▸ Work to do: From the entries provided below, copy each line that contains the word "государственным".

▸ Supplied data:
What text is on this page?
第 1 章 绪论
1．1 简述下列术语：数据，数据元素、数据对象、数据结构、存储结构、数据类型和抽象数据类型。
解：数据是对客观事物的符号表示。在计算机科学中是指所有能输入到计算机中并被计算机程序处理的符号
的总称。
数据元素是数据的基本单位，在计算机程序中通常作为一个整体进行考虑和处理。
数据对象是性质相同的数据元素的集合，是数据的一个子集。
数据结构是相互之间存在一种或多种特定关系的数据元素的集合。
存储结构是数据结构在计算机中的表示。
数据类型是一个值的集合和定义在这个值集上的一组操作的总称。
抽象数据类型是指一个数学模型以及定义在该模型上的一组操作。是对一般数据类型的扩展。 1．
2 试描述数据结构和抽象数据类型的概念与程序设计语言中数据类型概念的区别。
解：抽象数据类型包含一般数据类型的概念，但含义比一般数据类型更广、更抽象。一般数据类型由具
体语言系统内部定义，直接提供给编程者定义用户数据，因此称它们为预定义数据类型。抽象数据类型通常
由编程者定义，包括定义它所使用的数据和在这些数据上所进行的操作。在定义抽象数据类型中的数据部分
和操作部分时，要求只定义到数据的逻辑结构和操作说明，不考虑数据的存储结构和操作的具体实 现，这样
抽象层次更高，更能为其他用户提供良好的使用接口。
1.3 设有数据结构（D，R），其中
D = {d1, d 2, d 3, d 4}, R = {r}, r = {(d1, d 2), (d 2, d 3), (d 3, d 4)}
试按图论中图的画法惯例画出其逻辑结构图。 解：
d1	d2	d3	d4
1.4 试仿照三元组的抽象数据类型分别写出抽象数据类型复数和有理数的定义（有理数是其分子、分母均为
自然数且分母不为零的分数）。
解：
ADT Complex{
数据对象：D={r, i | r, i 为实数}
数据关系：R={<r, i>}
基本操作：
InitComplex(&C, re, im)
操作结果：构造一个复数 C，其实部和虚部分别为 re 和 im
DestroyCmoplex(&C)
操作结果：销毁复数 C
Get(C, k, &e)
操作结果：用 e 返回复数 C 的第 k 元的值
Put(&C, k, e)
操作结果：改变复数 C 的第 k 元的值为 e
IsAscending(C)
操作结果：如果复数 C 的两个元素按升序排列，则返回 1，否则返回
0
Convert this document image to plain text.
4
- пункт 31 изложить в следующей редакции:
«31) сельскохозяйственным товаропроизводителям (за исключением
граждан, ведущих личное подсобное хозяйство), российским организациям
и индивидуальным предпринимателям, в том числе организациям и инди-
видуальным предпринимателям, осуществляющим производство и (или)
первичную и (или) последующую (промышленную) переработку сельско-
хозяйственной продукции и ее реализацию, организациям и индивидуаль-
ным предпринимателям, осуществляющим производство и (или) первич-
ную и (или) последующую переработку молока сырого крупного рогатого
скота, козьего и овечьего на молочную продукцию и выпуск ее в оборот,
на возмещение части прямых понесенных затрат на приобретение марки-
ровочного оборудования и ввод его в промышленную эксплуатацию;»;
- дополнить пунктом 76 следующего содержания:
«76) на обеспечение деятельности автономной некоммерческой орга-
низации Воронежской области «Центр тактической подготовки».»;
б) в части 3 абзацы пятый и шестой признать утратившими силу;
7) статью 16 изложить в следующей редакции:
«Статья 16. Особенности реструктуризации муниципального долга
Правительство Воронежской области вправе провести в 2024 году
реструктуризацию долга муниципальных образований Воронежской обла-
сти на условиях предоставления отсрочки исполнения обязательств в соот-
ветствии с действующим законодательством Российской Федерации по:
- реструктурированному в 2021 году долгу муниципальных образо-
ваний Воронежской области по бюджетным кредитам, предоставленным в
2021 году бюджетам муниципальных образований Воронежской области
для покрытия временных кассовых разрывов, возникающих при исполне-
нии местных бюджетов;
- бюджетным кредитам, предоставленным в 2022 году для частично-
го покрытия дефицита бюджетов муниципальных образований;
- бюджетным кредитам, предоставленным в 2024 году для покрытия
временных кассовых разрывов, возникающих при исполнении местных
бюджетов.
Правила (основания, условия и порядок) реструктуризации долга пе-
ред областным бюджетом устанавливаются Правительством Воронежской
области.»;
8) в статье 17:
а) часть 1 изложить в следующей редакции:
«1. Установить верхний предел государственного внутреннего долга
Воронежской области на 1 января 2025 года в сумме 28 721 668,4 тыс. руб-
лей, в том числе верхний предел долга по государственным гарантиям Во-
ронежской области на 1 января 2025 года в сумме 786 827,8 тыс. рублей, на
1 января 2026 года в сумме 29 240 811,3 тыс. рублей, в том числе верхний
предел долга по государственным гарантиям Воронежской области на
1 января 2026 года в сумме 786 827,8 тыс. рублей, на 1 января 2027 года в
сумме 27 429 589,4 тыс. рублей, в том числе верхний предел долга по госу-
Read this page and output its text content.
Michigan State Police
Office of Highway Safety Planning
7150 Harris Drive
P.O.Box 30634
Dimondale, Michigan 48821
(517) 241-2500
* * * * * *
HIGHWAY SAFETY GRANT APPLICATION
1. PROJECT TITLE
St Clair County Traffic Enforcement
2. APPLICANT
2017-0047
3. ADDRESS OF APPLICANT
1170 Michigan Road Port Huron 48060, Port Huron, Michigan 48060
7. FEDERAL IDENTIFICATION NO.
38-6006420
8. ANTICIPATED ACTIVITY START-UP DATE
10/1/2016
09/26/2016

▸ Task output:
лей, в том числе верхний предел долга по государственным гарантиям Во-
предел долга по государственным гарантиям Воронежской области на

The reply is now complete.